EXERCISE DATA →
◇ ◇ ◇ ◇ ◇ ◇ ◇
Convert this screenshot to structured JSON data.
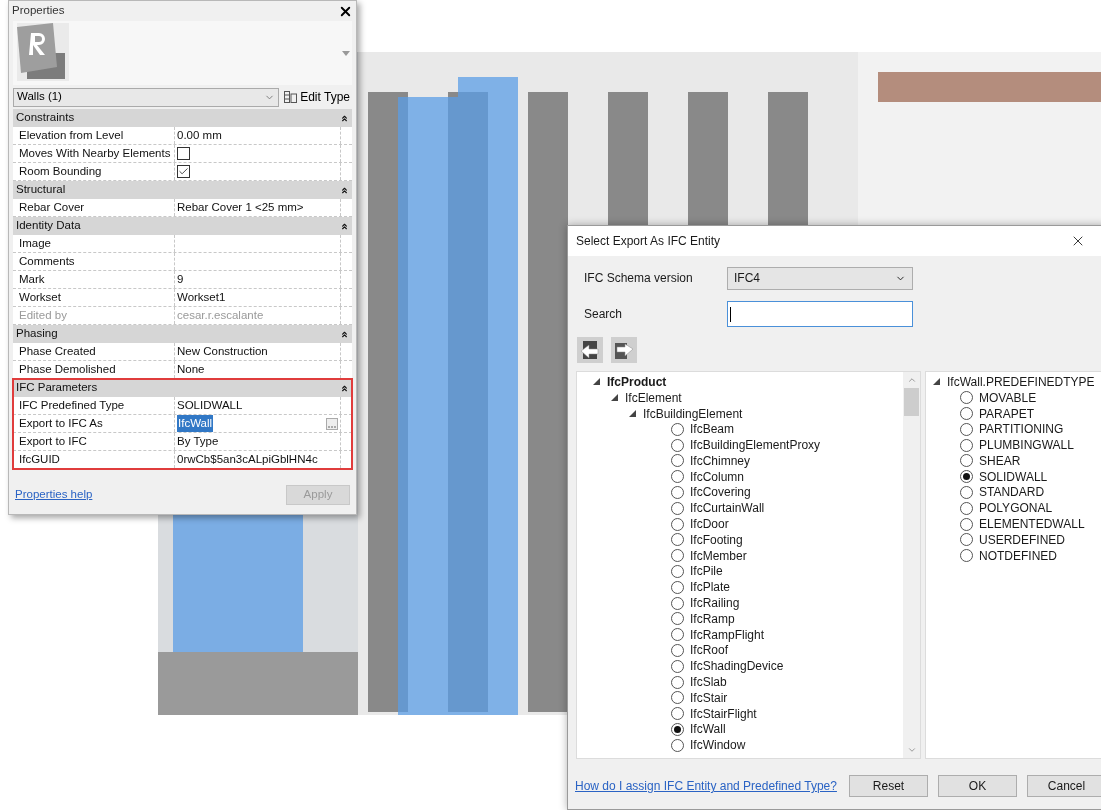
{
  "properties": {
    "title": "Properties",
    "type_selector": "Walls (1)",
    "edit_type": "Edit Type",
    "groups": [
      {
        "name": "Constraints",
        "highlighted": false,
        "rows": [
          {
            "label": "Elevation from Level",
            "kind": "text",
            "value": "0.00 mm"
          },
          {
            "label": "Moves With Nearby Elements",
            "kind": "checkbox",
            "checked": false
          },
          {
            "label": "Room Bounding",
            "kind": "checkbox",
            "checked": true
          }
        ]
      },
      {
        "name": "Structural",
        "highlighted": false,
        "rows": [
          {
            "label": "Rebar Cover",
            "kind": "text",
            "value": "Rebar Cover 1 <25 mm>"
          }
        ]
      },
      {
        "name": "Identity Data",
        "highlighted": false,
        "rows": [
          {
            "label": "Image",
            "kind": "text"
          },
          {
            "label": "Comments",
            "kind": "text"
          },
          {
            "label": "Mark",
            "kind": "text",
            "value": "9"
          },
          {
            "label": "Workset",
            "kind": "text",
            "value": "Workset1"
          },
          {
            "label": "Edited by",
            "kind": "text",
            "value": "cesar.r.escalante",
            "disabled": true
          }
        ]
      },
      {
        "name": "Phasing",
        "highlighted": false,
        "rows": [
          {
            "label": "Phase Created",
            "kind": "text",
            "value": "New Construction"
          },
          {
            "label": "Phase Demolished",
            "kind": "text",
            "value": "None"
          }
        ]
      },
      {
        "name": "IFC Parameters",
        "highlighted": true,
        "rows": [
          {
            "label": "IFC Predefined Type",
            "kind": "text",
            "value": "SOLIDWALL"
          },
          {
            "label": "Export to IFC As",
            "kind": "browse",
            "value": "IfcWall",
            "selected": true
          },
          {
            "label": "Export to IFC",
            "kind": "text",
            "value": "By Type"
          },
          {
            "label": "IfcGUID",
            "kind": "text",
            "value": "0rwCb$5an3cALpiGblHN4c"
          }
        ]
      }
    ],
    "help_link": "Properties help",
    "apply_button": {
      "label": "Apply",
      "disabled": true
    }
  },
  "dialog": {
    "title": "Select Export As IFC Entity",
    "schema_label": "IFC Schema version",
    "schema_value": "IFC4",
    "search_label": "Search",
    "tree": [
      {
        "label": "IfcProduct",
        "bold": true,
        "expanded": true,
        "children": [
          {
            "label": "IfcElement",
            "bold": false,
            "expanded": true,
            "children": [
              {
                "label": "IfcBuildingElement",
                "bold": false,
                "expanded": true,
                "children": [
                  {
                    "label": "IfcBeam",
                    "selected": false
                  },
                  {
                    "label": "IfcBuildingElementProxy",
                    "selected": false
                  },
                  {
                    "label": "IfcChimney",
                    "selected": false
                  },
                  {
                    "label": "IfcColumn",
                    "selected": false
                  },
                  {
                    "label": "IfcCovering",
                    "selected": false
                  },
                  {
                    "label": "IfcCurtainWall",
                    "selected": false
                  },
                  {
                    "label": "IfcDoor",
                    "selected": false
                  },
                  {
                    "label": "IfcFooting",
                    "selected": false
                  },
                  {
                    "label": "IfcMember",
                    "selected": false
                  },
                  {
                    "label": "IfcPile",
                    "selected": false
                  },
                  {
                    "label": "IfcPlate",
                    "selected": false
                  },
                  {
                    "label": "IfcRailing",
                    "selected": false
                  },
                  {
                    "label": "IfcRamp",
                    "selected": false
                  },
                  {
                    "label": "IfcRampFlight",
                    "selected": false
                  },
                  {
                    "label": "IfcRoof",
                    "selected": false
                  },
                  {
                    "label": "IfcShadingDevice",
                    "selected": false
                  },
                  {
                    "label": "IfcSlab",
                    "selected": false
                  },
                  {
                    "label": "IfcStair",
                    "selected": false
                  },
                  {
                    "label": "IfcStairFlight",
                    "selected": false
                  },
                  {
                    "label": "IfcWall",
                    "selected": true
                  },
                  {
                    "label": "IfcWindow",
                    "selected": false
                  }
                ]
              }
            ]
          }
        ]
      }
    ],
    "predefined": {
      "label": "IfcWall.PREDEFINEDTYPE",
      "expanded": true,
      "options": [
        {
          "label": "MOVABLE",
          "selected": false
        },
        {
          "label": "PARAPET",
          "selected": false
        },
        {
          "label": "PARTITIONING",
          "selected": false
        },
        {
          "label": "PLUMBINGWALL",
          "selected": false
        },
        {
          "label": "SHEAR",
          "selected": false
        },
        {
          "label": "SOLIDWALL",
          "selected": true
        },
        {
          "label": "STANDARD",
          "selected": false
        },
        {
          "label": "POLYGONAL",
          "selected": false
        },
        {
          "label": "ELEMENTEDWALL",
          "selected": false
        },
        {
          "label": "USERDEFINED",
          "selected": false
        },
        {
          "label": "NOTDEFINED",
          "selected": false
        }
      ]
    },
    "help_link": "How do I assign IFC Entity and Predefined Type?",
    "buttons": [
      "Reset",
      "OK",
      "Cancel"
    ]
  }
}
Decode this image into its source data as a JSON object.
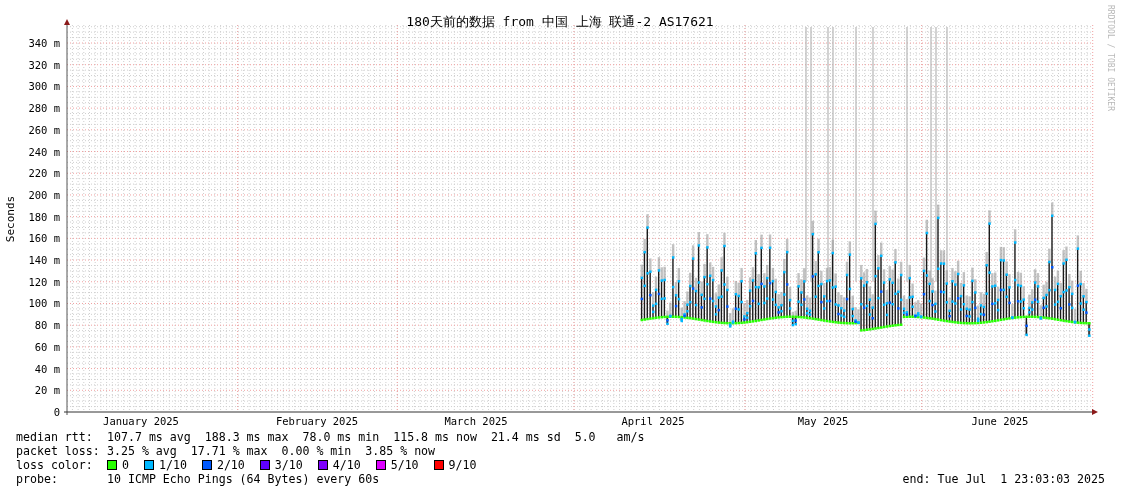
{
  "chart": {
    "title": "180天前的数据 from 中国 上海 联通-2 AS17621",
    "ylabel": "Seconds",
    "credit": "RRDTOOL / TOBI OETIKER",
    "yticks": [
      "340 m",
      "320 m",
      "300 m",
      "280 m",
      "260 m",
      "240 m",
      "220 m",
      "200 m",
      "180 m",
      "160 m",
      "140 m",
      "120 m",
      "100 m",
      "80 m",
      "60 m",
      "40 m",
      "20 m",
      "0"
    ],
    "months": [
      "January 2025",
      "February 2025",
      "March 2025",
      "April 2025",
      "May 2025",
      "June 2025"
    ]
  },
  "legend": {
    "median_rtt": {
      "label": "median rtt:",
      "values": [
        "107.7 ms avg",
        "188.3 ms max",
        "78.0 ms min",
        "115.8 ms now",
        "21.4 ms sd",
        "5.0   am/s"
      ]
    },
    "packet_loss": {
      "label": "packet loss:",
      "values": [
        "3.25 % avg",
        "17.71 % max",
        "0.00 % min",
        "3.85 % now"
      ]
    },
    "loss_color": {
      "label": "loss color:",
      "items": [
        {
          "label": "0",
          "color": "#26ff00"
        },
        {
          "label": "1/10",
          "color": "#00b8ff"
        },
        {
          "label": "2/10",
          "color": "#0059ff"
        },
        {
          "label": "3/10",
          "color": "#5e00ff"
        },
        {
          "label": "4/10",
          "color": "#7e00ff"
        },
        {
          "label": "5/10",
          "color": "#dd00ff"
        },
        {
          "label": "9/10",
          "color": "#ff0000"
        }
      ]
    },
    "probe": {
      "label": "probe:",
      "text": "10 ICMP Echo Pings (64 Bytes) every 60s"
    },
    "end": "end: Tue Jul  1 23:03:03 2025"
  }
}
◇ ◇ ◇ ◇ ◇ ◇ ◇
EXERCISE → Output, exactly, all the records above; include no pictures.

ANSWER TO THIS PROBLEM →
Convert this screenshot to structured JSON data.
{
  "properties": {
    "title": "Properties",
    "type_selector": "Walls (1)",
    "edit_type": "Edit Type",
    "groups": [
      {
        "name": "Constraints",
        "highlighted": false,
        "rows": [
          {
            "label": "Elevation from Level",
            "kind": "text",
            "value": "0.00 mm"
          },
          {
            "label": "Moves With Nearby Elements",
            "kind": "checkbox",
            "checked": false
          },
          {
            "label": "Room Bounding",
            "kind": "checkbox",
            "checked": true
          }
        ]
      },
      {
        "name": "Structural",
        "highlighted": false,
        "rows": [
          {
            "label": "Rebar Cover",
            "kind": "text",
            "value": "Rebar Cover 1 <25 mm>"
          }
        ]
      },
      {
        "name": "Identity Data",
        "highlighted": false,
        "rows": [
          {
            "label": "Image",
            "kind": "text"
          },
          {
            "label": "Comments",
            "kind": "text"
          },
          {
            "label": "Mark",
            "kind": "text",
            "value": "9"
          },
          {
            "label": "Workset",
            "kind": "text",
            "value": "Workset1"
          },
          {
            "label": "Edited by",
            "kind": "text",
            "value": "cesar.r.escalante",
            "disabled": true
          }
        ]
      },
      {
        "name": "Phasing",
        "highlighted": false,
        "rows": [
          {
            "label": "Phase Created",
            "kind": "text",
            "value": "New Construction"
          },
          {
            "label": "Phase Demolished",
            "kind": "text",
            "value": "None"
          }
        ]
      },
      {
        "name": "IFC Parameters",
        "highlighted": true,
        "rows": [
          {
            "label": "IFC Predefined Type",
            "kind": "text",
            "value": "SOLIDWALL"
          },
          {
            "label": "Export to IFC As",
            "kind": "browse",
            "value": "IfcWall",
            "selected": true
          },
          {
            "label": "Export to IFC",
            "kind": "text",
            "value": "By Type"
          },
          {
            "label": "IfcGUID",
            "kind": "text",
            "value": "0rwCb$5an3cALpiGblHN4c"
          }
        ]
      }
    ],
    "help_link": "Properties help",
    "apply_button": {
      "label": "Apply",
      "disabled": true
    }
  },
  "dialog": {
    "title": "Select Export As IFC Entity",
    "schema_label": "IFC Schema version",
    "schema_value": "IFC4",
    "search_label": "Search",
    "tree": [
      {
        "label": "IfcProduct",
        "bold": true,
        "expanded": true,
        "children": [
          {
            "label": "IfcElement",
            "bold": false,
            "expanded": true,
            "children": [
              {
                "label": "IfcBuildingElement",
                "bold": false,
                "expanded": true,
                "children": [
                  {
                    "label": "IfcBeam",
                    "selected": false
                  },
                  {
                    "label": "IfcBuildingElementProxy",
                    "selected": false
                  },
                  {
                    "label": "IfcChimney",
                    "selected": false
                  },
                  {
                    "label": "IfcColumn",
                    "selected": false
                  },
                  {
                    "label": "IfcCovering",
                    "selected": false
                  },
                  {
                    "label": "IfcCurtainWall",
                    "selected": false
                  },
                  {
                    "label": "IfcDoor",
                    "selected": false
                  },
                  {
                    "label": "IfcFooting",
                    "selected": false
                  },
                  {
                    "label": "IfcMember",
                    "selected": false
                  },
                  {
                    "label": "IfcPile",
                    "selected": false
                  },
                  {
                    "label": "IfcPlate",
                    "selected": false
                  },
                  {
                    "label": "IfcRailing",
                    "selected": false
                  },
                  {
                    "label": "IfcRamp",
                    "selected": false
                  },
                  {
                    "label": "IfcRampFlight",
                    "selected": false
                  },
                  {
                    "label": "IfcRoof",
                    "selected": false
                  },
                  {
                    "label": "IfcShadingDevice",
                    "selected": false
                  },
                  {
                    "label": "IfcSlab",
                    "selected": false
                  },
                  {
                    "label": "IfcStair",
                    "selected": false
                  },
                  {
                    "label": "IfcStairFlight",
                    "selected": false
                  },
                  {
                    "label": "IfcWall",
                    "selected": true
                  },
                  {
                    "label": "IfcWindow",
                    "selected": false
                  }
                ]
              }
            ]
          }
        ]
      }
    ],
    "predefined": {
      "label": "IfcWall.PREDEFINEDTYPE",
      "expanded": true,
      "options": [
        {
          "label": "MOVABLE",
          "selected": false
        },
        {
          "label": "PARAPET",
          "selected": false
        },
        {
          "label": "PARTITIONING",
          "selected": false
        },
        {
          "label": "PLUMBINGWALL",
          "selected": false
        },
        {
          "label": "SHEAR",
          "selected": false
        },
        {
          "label": "SOLIDWALL",
          "selected": true
        },
        {
          "label": "STANDARD",
          "selected": false
        },
        {
          "label": "POLYGONAL",
          "selected": false
        },
        {
          "label": "ELEMENTEDWALL",
          "selected": false
        },
        {
          "label": "USERDEFINED",
          "selected": false
        },
        {
          "label": "NOTDEFINED",
          "selected": false
        }
      ]
    },
    "help_link": "How do I assign IFC Entity and Predefined Type?",
    "buttons": [
      "Reset",
      "OK",
      "Cancel"
    ]
  }
}
Decode this image into its source data as a JSON object.
{
  "chart": {
    "title": "180天前的数据 from 中国 上海 联通-2 AS17621",
    "ylabel": "Seconds",
    "credit": "RRDTOOL / TOBI OETIKER",
    "yticks": [
      "340 m",
      "320 m",
      "300 m",
      "280 m",
      "260 m",
      "240 m",
      "220 m",
      "200 m",
      "180 m",
      "160 m",
      "140 m",
      "120 m",
      "100 m",
      "80 m",
      "60 m",
      "40 m",
      "20 m",
      "0"
    ],
    "months": [
      "January 2025",
      "February 2025",
      "March 2025",
      "April 2025",
      "May 2025",
      "June 2025"
    ]
  },
  "legend": {
    "median_rtt": {
      "label": "median rtt:",
      "values": [
        "107.7 ms avg",
        "188.3 ms max",
        "78.0 ms min",
        "115.8 ms now",
        "21.4 ms sd",
        "5.0   am/s"
      ]
    },
    "packet_loss": {
      "label": "packet loss:",
      "values": [
        "3.25 % avg",
        "17.71 % max",
        "0.00 % min",
        "3.85 % now"
      ]
    },
    "loss_color": {
      "label": "loss color:",
      "items": [
        {
          "label": "0",
          "color": "#26ff00"
        },
        {
          "label": "1/10",
          "color": "#00b8ff"
        },
        {
          "label": "2/10",
          "color": "#0059ff"
        },
        {
          "label": "3/10",
          "color": "#5e00ff"
        },
        {
          "label": "4/10",
          "color": "#7e00ff"
        },
        {
          "label": "5/10",
          "color": "#dd00ff"
        },
        {
          "label": "9/10",
          "color": "#ff0000"
        }
      ]
    },
    "probe": {
      "label": "probe:",
      "text": "10 ICMP Echo Pings (64 Bytes) every 60s"
    },
    "end": "end: Tue Jul  1 23:03:03 2025"
  }
}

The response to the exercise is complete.